■ EXERCISE DESCRIPTION:
In the material below, the lines containing the word "Host" are required; copy each of them.

Dataset excerpts
>> BEGIN
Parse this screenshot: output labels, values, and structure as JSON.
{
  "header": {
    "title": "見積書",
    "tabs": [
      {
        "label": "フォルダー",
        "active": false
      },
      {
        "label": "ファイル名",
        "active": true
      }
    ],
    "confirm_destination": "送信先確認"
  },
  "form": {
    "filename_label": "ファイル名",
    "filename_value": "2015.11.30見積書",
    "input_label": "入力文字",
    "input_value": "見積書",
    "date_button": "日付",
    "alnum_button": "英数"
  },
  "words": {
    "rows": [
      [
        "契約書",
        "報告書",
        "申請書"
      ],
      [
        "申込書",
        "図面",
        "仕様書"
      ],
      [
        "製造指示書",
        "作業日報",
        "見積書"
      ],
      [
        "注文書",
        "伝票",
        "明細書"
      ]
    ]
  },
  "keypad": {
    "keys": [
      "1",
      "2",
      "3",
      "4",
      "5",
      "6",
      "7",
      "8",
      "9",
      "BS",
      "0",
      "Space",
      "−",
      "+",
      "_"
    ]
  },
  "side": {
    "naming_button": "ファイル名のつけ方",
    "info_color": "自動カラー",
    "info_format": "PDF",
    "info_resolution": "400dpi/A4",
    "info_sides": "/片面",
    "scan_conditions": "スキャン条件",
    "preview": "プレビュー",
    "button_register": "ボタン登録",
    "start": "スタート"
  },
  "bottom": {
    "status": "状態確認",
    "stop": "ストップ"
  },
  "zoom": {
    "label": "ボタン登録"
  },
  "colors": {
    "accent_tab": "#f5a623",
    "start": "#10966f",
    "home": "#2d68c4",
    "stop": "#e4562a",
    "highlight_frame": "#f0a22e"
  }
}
>> END
>> BEGIN
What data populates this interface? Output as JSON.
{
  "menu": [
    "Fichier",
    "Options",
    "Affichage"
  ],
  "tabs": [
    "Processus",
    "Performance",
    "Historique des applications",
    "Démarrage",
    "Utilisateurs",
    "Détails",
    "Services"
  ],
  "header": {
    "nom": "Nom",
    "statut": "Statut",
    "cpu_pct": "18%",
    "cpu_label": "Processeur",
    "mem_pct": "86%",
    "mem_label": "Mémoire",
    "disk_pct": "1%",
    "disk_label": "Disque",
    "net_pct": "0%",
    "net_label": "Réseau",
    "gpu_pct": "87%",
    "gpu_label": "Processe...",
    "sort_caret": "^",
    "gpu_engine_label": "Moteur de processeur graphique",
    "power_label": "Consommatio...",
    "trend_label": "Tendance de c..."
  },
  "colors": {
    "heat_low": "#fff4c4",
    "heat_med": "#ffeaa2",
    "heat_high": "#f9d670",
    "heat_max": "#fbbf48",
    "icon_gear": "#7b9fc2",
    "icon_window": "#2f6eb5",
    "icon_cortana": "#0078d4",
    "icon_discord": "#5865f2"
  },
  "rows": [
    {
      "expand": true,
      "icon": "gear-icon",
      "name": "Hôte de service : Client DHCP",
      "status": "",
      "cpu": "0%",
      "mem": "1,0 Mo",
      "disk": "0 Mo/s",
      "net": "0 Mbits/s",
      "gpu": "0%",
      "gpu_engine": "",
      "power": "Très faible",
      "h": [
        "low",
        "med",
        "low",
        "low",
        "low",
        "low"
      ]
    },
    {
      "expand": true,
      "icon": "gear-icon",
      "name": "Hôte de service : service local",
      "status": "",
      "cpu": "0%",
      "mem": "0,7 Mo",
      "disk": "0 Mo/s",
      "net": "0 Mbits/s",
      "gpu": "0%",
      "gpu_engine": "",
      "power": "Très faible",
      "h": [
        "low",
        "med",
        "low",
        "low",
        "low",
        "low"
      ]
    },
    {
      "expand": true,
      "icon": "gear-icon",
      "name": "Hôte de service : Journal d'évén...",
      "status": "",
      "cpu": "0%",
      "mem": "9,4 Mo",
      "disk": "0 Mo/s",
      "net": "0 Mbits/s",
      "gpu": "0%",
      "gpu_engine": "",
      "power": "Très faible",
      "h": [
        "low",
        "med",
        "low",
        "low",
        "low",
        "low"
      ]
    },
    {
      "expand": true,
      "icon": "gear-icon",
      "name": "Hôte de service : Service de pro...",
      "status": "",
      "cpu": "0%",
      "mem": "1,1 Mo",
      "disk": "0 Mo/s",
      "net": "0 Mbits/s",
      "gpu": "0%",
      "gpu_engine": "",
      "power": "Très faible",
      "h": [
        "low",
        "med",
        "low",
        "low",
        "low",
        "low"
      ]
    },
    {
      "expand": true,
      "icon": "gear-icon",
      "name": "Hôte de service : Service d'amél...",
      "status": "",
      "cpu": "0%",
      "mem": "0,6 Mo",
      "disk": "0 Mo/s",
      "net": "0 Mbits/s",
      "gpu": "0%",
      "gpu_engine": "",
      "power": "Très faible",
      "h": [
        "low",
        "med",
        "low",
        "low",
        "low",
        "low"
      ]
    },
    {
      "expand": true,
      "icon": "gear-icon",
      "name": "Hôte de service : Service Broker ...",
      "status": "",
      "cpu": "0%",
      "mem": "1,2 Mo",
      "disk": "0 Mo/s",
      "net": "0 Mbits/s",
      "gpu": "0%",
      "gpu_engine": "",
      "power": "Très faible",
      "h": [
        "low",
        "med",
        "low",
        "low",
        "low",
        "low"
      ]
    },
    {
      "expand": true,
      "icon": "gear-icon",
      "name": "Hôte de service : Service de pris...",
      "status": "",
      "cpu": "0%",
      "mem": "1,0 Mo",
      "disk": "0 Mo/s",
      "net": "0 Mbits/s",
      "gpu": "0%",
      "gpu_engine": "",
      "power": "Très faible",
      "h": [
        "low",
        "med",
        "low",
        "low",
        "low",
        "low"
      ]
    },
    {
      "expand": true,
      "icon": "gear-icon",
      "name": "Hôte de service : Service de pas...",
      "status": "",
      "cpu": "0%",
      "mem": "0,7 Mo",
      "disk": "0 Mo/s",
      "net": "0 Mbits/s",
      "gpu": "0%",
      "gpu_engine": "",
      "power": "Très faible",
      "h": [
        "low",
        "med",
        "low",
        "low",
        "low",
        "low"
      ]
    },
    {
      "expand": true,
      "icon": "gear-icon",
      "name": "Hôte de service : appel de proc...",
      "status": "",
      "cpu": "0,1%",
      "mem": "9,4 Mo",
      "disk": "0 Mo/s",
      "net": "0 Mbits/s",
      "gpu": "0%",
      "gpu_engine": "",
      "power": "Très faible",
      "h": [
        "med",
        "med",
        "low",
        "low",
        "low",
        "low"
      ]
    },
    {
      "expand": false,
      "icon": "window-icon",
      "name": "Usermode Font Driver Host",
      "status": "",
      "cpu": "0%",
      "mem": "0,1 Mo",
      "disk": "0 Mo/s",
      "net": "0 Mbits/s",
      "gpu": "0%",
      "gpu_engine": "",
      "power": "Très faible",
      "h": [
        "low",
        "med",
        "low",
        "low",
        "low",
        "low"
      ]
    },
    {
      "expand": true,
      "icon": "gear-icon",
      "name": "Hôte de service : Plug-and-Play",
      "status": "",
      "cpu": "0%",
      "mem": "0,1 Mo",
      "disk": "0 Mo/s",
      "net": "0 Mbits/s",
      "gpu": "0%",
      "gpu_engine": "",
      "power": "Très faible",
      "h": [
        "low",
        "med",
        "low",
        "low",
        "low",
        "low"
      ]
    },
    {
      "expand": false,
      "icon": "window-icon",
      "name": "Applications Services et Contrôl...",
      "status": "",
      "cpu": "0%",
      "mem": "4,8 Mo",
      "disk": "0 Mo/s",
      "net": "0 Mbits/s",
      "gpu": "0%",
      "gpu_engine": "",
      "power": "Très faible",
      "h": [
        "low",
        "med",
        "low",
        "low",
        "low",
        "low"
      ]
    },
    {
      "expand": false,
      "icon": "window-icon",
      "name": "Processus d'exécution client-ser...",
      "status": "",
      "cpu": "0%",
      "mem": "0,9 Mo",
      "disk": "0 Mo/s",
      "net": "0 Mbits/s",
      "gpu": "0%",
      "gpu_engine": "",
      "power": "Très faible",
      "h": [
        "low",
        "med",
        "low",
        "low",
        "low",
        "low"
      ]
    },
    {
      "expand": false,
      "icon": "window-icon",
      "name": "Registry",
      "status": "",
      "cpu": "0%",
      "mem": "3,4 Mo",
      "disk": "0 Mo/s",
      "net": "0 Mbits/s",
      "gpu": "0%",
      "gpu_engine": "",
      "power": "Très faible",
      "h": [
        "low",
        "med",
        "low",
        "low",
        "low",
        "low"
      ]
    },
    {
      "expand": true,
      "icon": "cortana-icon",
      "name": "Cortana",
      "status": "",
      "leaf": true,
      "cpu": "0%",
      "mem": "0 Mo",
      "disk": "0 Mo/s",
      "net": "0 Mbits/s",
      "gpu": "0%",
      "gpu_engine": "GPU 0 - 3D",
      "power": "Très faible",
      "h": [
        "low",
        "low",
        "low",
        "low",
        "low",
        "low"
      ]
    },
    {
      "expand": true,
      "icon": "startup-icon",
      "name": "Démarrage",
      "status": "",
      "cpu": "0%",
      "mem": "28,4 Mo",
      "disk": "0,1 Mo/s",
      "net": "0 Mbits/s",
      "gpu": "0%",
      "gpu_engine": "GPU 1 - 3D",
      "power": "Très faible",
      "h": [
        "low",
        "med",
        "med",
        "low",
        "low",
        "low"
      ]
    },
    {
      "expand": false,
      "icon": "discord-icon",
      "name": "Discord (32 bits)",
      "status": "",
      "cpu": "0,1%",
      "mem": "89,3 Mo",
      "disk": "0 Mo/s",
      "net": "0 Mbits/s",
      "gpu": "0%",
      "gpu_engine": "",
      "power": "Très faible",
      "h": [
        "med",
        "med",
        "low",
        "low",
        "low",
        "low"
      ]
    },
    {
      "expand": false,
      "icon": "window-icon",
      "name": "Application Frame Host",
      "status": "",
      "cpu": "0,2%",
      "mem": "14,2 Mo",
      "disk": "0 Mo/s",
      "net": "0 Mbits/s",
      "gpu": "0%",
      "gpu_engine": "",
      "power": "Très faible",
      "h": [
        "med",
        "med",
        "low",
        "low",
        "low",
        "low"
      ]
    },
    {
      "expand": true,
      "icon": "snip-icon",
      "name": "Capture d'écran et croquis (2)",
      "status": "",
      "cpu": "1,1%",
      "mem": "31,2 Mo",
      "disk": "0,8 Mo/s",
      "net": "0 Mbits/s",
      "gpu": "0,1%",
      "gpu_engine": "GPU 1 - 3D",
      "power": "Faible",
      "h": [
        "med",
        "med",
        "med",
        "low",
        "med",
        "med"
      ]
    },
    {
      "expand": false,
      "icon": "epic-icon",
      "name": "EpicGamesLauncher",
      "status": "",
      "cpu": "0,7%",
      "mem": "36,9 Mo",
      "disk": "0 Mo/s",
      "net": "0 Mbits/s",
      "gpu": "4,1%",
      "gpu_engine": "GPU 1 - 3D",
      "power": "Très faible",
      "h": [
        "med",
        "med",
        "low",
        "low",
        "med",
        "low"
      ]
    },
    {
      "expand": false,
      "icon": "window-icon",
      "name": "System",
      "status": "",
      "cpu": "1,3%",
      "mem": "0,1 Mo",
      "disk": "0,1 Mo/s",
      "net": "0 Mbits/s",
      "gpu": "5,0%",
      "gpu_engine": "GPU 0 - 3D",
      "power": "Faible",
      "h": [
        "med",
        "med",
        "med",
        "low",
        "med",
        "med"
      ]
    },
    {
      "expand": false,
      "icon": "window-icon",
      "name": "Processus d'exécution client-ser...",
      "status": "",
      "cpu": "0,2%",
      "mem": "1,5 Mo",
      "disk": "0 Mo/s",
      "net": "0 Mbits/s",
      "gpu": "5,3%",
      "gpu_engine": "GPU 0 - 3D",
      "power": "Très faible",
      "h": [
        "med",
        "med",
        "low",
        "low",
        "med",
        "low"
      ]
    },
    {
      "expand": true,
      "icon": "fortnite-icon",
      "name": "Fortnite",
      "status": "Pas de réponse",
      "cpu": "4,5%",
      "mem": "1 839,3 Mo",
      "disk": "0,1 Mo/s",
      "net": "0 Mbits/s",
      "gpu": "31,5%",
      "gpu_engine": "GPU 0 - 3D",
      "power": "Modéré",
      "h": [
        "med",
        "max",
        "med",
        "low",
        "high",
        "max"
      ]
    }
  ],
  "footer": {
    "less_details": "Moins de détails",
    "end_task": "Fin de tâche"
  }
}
>> END
■ COMPLETE ANSWER:
      "name": "Usermode Font Driver Host",
      "name": "Application Frame Host",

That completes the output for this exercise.